[Records about charts and figures]
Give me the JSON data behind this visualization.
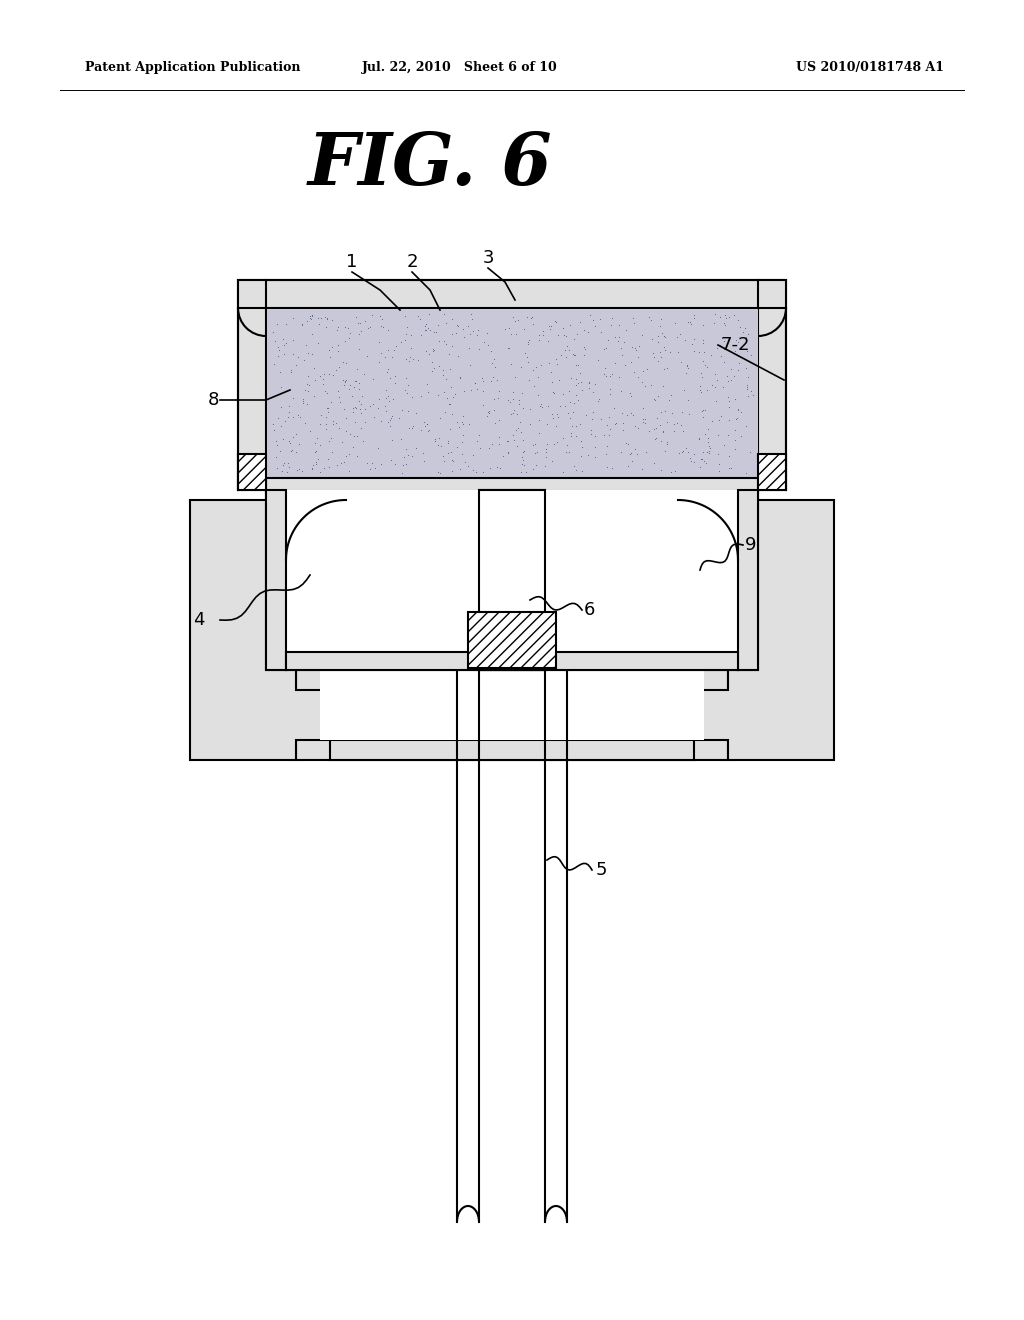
{
  "title": "FIG. 6",
  "header_left": "Patent Application Publication",
  "header_middle": "Jul. 22, 2010   Sheet 6 of 10",
  "header_right": "US 2010/0181748 A1",
  "bg_color": "#ffffff",
  "line_color": "#000000",
  "dot_fill_color": "#c8c8d8",
  "gray_fill": "#e0e0e0",
  "lw": 1.5
}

• WHAT IS REQUIRED
Transcribe the records verbatim and omit the images.

• SOLUTION FOR THIS EXERCISE
Give me the JSON data behind this visualization.
{
  "title": "FIG. 6",
  "header_left": "Patent Application Publication",
  "header_middle": "Jul. 22, 2010   Sheet 6 of 10",
  "header_right": "US 2010/0181748 A1",
  "bg_color": "#ffffff",
  "line_color": "#000000",
  "dot_fill_color": "#c8c8d8",
  "gray_fill": "#e0e0e0",
  "lw": 1.5
}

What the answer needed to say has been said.